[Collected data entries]
========

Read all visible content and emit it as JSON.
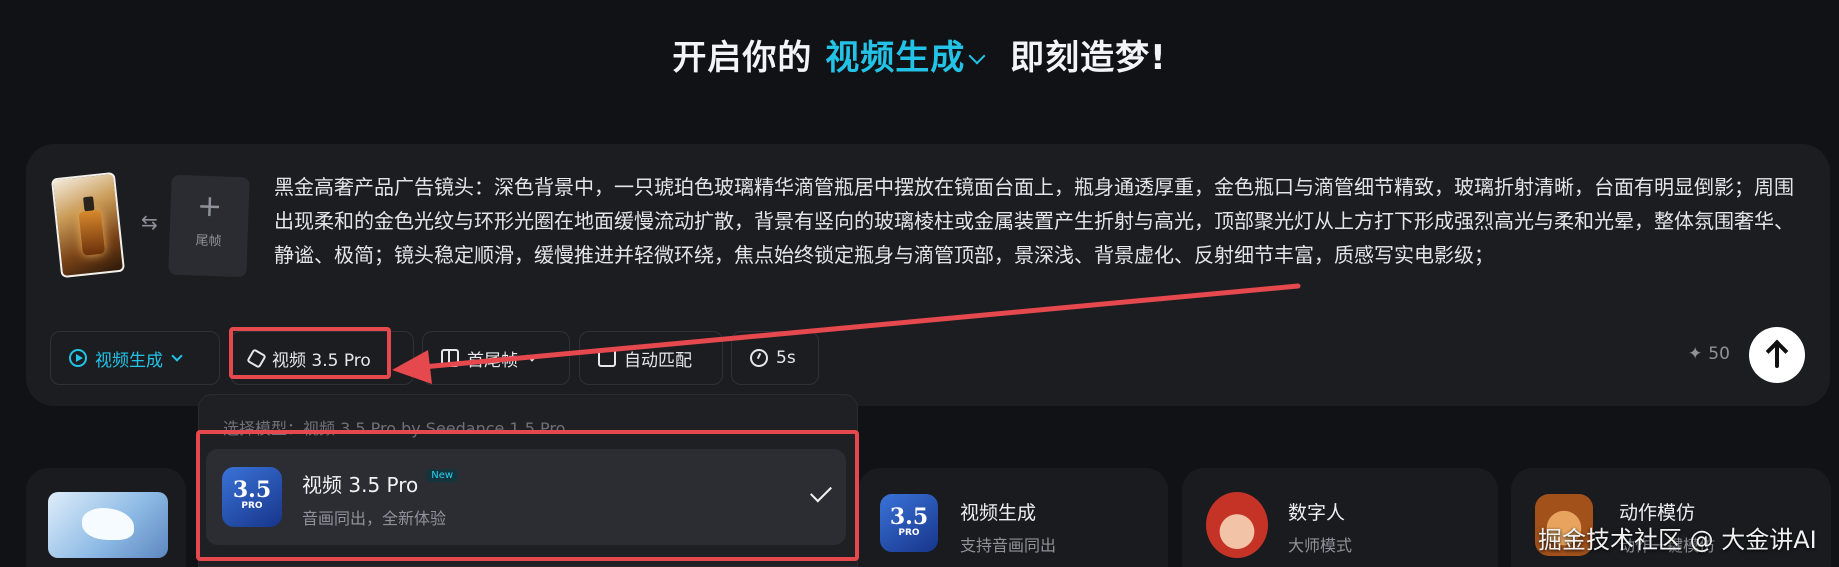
{
  "headline": {
    "prefix": "开启你的",
    "mode": "视频生成",
    "suffix": "即刻造梦!"
  },
  "composer": {
    "end_frame_label": "尾帧",
    "prompt": "黑金高奢产品广告镜头：深色背景中，一只琥珀色玻璃精华滴管瓶居中摆放在镜面台面上，瓶身通透厚重，金色瓶口与滴管细节精致，玻璃折射清晰，台面有明显倒影；周围出现柔和的金色光纹与环形光圈在地面缓慢流动扩散，背景有竖向的玻璃棱柱或金属装置产生折射与高光，顶部聚光灯从上方打下形成强烈高光与柔和光晕，整体氛围奢华、静谧、极简；镜头稳定顺滑，缓慢推进并轻微环绕，焦点始终锁定瓶身与滴管顶部，景深浅、背景虚化、反射细节丰富，质感写实电影级；"
  },
  "toolbar": {
    "mode_label": "视频生成",
    "model_label": "视频 3.5 Pro",
    "frame_label": "首尾帧",
    "ratio_label": "自动匹配",
    "duration_label": "5s",
    "credits": "50"
  },
  "dropdown": {
    "header": "选择模型：视频 3.5 Pro by Seedance 1.5 Pro",
    "option": {
      "icon_num": "3.5",
      "icon_pro": "PRO",
      "title": "视频 3.5 Pro",
      "badge": "New",
      "subtitle": "音画同出，全新体验"
    }
  },
  "cards": [
    {
      "title": "视频生成",
      "subtitle": "支持音画同出",
      "icon_num": "3.5",
      "icon_pro": "PRO"
    },
    {
      "title": "数字人",
      "subtitle": "大师模式"
    },
    {
      "title": "动作模仿",
      "subtitle": "动作一键模仿"
    }
  ],
  "watermark": "掘金技术社区 @ 大金讲AI",
  "colors": {
    "accent": "#22c3e6",
    "highlight": "#e5484d",
    "panel": "#1c1d21"
  }
}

========

▶ [SET TASK]
Transcribe the material exactly, and leave out whatever pictures it holds.

▶ [SOLVED PROBLEM]
Read all visible content and emit it as JSON.
{
  "headline": {
    "prefix": "开启你的",
    "mode": "视频生成",
    "suffix": "即刻造梦!"
  },
  "composer": {
    "end_frame_label": "尾帧",
    "prompt": "黑金高奢产品广告镜头：深色背景中，一只琥珀色玻璃精华滴管瓶居中摆放在镜面台面上，瓶身通透厚重，金色瓶口与滴管细节精致，玻璃折射清晰，台面有明显倒影；周围出现柔和的金色光纹与环形光圈在地面缓慢流动扩散，背景有竖向的玻璃棱柱或金属装置产生折射与高光，顶部聚光灯从上方打下形成强烈高光与柔和光晕，整体氛围奢华、静谧、极简；镜头稳定顺滑，缓慢推进并轻微环绕，焦点始终锁定瓶身与滴管顶部，景深浅、背景虚化、反射细节丰富，质感写实电影级；"
  },
  "toolbar": {
    "mode_label": "视频生成",
    "model_label": "视频 3.5 Pro",
    "frame_label": "首尾帧",
    "ratio_label": "自动匹配",
    "duration_label": "5s",
    "credits": "50"
  },
  "dropdown": {
    "header": "选择模型：视频 3.5 Pro by Seedance 1.5 Pro",
    "option": {
      "icon_num": "3.5",
      "icon_pro": "PRO",
      "title": "视频 3.5 Pro",
      "badge": "New",
      "subtitle": "音画同出，全新体验"
    }
  },
  "cards": [
    {
      "title": "视频生成",
      "subtitle": "支持音画同出",
      "icon_num": "3.5",
      "icon_pro": "PRO"
    },
    {
      "title": "数字人",
      "subtitle": "大师模式"
    },
    {
      "title": "动作模仿",
      "subtitle": "动作一键模仿"
    }
  ],
  "watermark": "掘金技术社区 @ 大金讲AI",
  "colors": {
    "accent": "#22c3e6",
    "highlight": "#e5484d",
    "panel": "#1c1d21"
  }
}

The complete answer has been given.